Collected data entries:
_ _ _ _ _
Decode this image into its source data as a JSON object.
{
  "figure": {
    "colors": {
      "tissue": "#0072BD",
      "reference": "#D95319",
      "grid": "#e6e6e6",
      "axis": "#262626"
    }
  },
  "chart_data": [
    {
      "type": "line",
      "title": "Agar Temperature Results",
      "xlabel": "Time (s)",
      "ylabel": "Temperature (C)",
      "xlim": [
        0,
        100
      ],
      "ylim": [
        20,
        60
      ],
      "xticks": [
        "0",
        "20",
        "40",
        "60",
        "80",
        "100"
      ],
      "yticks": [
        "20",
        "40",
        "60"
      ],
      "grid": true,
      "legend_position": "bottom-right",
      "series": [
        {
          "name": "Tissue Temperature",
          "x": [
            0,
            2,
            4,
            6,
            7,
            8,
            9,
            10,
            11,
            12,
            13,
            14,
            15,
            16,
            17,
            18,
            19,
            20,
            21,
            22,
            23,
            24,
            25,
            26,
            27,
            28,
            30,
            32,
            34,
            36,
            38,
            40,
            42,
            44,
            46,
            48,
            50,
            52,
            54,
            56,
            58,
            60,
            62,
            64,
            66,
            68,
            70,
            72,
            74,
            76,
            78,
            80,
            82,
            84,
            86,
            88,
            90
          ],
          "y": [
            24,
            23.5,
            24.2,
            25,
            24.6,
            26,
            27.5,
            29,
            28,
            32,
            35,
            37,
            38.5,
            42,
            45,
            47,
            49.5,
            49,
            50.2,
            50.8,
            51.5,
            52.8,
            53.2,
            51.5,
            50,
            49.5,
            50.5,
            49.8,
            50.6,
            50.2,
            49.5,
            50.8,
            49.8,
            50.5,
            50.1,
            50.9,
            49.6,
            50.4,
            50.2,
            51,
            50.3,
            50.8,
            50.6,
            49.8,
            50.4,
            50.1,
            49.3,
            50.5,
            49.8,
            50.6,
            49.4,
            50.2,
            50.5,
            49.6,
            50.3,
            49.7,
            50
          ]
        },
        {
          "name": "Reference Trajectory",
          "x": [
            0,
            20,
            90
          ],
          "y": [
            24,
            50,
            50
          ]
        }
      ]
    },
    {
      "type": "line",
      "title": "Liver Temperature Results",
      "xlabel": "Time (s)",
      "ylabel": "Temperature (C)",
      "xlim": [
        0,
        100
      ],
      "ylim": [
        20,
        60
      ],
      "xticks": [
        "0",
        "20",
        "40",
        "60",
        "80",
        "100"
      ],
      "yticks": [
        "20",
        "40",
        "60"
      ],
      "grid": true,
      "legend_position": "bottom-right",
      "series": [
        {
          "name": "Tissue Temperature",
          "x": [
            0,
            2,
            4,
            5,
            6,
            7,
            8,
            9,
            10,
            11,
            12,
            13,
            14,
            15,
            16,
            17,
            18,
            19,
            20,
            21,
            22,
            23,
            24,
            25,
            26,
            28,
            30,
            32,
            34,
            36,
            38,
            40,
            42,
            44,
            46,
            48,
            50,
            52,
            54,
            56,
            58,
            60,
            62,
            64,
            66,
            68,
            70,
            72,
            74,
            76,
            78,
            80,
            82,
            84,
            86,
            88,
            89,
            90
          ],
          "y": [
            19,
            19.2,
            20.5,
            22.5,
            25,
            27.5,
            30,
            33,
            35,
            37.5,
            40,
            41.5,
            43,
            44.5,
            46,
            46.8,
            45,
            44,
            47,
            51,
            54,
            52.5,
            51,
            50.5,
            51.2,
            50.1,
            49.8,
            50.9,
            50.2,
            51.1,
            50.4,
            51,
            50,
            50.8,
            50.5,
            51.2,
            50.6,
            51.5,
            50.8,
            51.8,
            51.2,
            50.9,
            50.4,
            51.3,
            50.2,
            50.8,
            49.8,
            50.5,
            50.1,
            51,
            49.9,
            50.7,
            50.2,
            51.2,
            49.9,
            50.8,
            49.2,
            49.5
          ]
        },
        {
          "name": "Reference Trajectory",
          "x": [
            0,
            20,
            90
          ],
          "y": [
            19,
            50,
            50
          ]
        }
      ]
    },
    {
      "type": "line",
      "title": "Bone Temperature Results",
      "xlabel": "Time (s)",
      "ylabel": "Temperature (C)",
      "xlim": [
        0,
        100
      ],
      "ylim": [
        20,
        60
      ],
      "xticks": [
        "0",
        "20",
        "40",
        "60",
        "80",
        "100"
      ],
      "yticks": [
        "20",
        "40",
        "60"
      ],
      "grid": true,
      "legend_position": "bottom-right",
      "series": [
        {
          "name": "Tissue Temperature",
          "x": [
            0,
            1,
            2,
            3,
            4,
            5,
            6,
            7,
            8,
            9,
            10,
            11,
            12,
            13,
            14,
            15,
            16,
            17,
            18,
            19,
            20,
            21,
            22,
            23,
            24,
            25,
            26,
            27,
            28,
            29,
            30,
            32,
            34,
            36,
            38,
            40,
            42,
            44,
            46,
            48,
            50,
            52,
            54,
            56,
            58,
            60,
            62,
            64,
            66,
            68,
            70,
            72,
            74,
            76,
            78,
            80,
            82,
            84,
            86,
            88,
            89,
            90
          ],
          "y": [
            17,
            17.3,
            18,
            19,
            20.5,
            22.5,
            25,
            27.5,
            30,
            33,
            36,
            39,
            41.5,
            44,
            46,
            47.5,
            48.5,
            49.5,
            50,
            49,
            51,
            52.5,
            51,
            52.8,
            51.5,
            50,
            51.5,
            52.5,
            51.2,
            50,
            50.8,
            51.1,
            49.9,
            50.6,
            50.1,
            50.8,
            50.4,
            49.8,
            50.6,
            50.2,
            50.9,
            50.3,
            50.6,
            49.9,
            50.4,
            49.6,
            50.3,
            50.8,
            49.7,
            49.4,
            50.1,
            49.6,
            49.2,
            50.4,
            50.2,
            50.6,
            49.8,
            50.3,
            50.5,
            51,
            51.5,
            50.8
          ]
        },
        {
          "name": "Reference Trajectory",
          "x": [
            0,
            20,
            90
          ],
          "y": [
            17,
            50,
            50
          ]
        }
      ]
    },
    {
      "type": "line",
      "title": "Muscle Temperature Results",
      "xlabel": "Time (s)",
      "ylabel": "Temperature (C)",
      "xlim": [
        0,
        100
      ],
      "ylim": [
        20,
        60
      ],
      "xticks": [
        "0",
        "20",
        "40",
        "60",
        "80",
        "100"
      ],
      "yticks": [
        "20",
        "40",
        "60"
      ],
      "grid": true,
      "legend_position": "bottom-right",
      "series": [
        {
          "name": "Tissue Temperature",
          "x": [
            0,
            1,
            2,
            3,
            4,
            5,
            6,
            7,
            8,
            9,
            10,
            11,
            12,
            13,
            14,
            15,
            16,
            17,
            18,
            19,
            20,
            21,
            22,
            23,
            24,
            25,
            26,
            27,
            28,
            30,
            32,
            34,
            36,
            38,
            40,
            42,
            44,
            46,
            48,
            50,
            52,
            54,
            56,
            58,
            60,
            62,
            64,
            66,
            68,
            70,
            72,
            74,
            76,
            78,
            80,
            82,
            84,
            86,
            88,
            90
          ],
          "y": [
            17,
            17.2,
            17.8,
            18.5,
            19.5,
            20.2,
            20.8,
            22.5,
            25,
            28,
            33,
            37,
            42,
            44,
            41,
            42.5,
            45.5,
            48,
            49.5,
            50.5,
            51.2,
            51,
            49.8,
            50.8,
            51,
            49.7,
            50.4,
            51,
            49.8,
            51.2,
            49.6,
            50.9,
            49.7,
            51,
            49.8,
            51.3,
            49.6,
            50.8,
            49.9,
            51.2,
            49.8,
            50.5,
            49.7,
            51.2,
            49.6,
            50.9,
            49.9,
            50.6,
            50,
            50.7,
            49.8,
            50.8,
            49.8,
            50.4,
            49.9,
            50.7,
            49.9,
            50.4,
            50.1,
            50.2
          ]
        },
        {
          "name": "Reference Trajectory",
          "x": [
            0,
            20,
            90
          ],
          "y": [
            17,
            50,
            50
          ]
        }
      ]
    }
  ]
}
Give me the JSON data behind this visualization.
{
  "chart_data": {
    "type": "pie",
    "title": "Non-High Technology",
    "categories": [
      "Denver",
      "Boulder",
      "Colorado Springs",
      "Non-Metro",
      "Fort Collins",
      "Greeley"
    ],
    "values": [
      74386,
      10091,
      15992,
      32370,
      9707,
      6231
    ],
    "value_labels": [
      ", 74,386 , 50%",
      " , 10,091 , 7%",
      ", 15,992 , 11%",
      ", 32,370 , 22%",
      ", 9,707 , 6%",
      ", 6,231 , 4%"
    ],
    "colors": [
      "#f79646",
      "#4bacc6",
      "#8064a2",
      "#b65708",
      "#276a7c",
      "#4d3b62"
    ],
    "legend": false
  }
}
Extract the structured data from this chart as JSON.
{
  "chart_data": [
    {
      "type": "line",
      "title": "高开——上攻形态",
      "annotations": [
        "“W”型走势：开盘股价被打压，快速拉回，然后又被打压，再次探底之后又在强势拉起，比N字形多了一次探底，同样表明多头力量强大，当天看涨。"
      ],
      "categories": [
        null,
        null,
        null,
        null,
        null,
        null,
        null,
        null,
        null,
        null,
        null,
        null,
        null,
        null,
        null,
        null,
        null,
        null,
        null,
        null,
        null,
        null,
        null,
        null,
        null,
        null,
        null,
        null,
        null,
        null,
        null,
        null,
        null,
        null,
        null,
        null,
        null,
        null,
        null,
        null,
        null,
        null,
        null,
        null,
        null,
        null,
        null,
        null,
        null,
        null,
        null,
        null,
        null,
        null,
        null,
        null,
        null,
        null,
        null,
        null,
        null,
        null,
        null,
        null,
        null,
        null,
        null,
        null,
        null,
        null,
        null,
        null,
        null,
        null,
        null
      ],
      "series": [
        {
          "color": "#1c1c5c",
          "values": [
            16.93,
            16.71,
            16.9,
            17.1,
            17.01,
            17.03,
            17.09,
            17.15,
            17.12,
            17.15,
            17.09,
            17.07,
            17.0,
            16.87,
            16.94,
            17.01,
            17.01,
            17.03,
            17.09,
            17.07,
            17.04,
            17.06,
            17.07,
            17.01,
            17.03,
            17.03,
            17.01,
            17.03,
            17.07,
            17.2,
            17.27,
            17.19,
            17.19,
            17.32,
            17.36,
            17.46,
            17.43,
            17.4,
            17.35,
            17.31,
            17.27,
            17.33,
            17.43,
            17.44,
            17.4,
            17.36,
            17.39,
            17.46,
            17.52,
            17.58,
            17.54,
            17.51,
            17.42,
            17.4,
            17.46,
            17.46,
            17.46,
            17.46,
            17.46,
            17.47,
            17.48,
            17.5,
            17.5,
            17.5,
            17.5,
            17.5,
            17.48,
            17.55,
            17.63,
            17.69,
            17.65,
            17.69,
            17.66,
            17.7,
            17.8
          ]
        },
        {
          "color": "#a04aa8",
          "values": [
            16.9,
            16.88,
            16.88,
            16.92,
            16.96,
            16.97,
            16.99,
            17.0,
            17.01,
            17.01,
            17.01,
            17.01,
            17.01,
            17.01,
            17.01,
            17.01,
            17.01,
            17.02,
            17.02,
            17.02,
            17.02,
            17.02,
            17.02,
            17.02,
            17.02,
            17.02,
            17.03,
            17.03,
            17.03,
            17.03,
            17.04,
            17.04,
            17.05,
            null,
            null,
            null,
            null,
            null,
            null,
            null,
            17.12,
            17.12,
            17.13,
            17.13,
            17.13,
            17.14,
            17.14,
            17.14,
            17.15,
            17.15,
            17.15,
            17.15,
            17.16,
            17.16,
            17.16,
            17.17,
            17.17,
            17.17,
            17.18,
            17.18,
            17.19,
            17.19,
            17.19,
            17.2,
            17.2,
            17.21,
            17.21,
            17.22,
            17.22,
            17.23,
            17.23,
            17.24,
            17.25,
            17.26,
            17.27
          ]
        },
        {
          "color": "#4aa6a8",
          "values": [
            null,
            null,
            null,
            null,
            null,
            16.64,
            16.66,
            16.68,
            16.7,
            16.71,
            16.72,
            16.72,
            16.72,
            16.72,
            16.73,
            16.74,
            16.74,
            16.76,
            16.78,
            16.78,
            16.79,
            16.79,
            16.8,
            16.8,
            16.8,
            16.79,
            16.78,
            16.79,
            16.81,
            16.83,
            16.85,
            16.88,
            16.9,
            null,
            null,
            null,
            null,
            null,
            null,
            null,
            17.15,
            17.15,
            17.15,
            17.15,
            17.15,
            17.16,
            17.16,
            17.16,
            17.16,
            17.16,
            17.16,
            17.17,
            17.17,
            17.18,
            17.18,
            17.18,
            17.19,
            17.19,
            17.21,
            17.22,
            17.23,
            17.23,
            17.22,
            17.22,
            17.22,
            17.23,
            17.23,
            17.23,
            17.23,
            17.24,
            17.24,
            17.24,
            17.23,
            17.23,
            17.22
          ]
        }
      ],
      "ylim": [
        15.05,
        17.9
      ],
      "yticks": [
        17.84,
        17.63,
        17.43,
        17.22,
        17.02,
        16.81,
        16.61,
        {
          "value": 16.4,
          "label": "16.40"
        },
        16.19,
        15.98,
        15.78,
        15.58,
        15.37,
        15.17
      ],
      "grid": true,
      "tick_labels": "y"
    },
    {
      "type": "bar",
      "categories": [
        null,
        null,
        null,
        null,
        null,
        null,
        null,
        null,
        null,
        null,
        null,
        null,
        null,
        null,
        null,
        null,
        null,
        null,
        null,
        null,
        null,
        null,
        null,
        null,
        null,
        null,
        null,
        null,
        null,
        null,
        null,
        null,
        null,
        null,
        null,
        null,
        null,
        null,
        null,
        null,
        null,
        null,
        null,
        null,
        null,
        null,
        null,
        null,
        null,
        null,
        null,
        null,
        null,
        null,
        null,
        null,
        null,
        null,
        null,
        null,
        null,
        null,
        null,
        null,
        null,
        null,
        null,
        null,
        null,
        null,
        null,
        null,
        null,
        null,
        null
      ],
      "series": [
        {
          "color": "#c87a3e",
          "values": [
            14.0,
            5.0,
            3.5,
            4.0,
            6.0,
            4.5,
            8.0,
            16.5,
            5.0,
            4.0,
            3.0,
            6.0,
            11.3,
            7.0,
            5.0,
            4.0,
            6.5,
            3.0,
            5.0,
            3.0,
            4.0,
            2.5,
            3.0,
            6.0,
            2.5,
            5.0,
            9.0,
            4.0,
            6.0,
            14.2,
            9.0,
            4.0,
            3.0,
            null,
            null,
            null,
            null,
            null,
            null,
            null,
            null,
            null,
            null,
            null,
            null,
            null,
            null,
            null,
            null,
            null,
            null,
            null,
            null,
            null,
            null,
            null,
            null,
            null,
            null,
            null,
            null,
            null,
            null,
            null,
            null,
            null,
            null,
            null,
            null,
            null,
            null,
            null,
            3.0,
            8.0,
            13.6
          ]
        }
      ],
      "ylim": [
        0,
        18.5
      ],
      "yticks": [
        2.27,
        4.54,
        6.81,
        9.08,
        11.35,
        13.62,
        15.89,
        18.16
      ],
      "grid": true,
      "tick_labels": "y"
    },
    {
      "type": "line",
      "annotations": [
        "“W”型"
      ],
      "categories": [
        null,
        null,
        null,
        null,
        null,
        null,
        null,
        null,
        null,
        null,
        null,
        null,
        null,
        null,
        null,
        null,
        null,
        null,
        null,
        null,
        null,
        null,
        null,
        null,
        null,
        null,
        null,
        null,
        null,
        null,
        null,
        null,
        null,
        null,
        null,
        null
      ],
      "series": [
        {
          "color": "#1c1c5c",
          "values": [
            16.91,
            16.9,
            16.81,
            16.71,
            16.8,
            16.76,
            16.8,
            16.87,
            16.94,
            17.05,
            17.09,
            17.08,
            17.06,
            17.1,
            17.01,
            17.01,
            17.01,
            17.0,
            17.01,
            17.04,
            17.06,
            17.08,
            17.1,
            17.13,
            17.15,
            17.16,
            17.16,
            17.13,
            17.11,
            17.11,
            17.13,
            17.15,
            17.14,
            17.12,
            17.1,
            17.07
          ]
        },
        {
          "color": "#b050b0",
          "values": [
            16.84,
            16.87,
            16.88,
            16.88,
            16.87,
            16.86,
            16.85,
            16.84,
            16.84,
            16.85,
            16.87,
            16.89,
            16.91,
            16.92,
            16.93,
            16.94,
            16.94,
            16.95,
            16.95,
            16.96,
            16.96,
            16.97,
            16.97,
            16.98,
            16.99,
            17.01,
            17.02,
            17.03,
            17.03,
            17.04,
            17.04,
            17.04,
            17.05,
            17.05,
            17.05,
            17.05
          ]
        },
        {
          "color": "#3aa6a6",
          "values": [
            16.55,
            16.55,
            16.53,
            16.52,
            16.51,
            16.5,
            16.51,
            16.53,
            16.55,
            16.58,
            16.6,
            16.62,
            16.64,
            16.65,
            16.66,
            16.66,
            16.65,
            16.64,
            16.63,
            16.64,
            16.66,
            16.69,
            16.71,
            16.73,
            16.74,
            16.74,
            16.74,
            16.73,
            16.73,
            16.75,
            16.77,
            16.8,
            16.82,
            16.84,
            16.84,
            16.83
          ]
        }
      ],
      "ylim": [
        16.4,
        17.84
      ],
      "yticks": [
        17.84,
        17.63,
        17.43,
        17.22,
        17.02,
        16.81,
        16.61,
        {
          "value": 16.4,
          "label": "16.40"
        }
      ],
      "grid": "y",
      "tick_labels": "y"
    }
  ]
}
_ _ _ _ _
Out of the records, collect only those lines that contain the string "Results".

### Solution for this exercise
      "title": "Agar Temperature Results",
      "title": "Liver Temperature Results",
      "title": "Bone Temperature Results",
      "title": "Muscle Temperature Results",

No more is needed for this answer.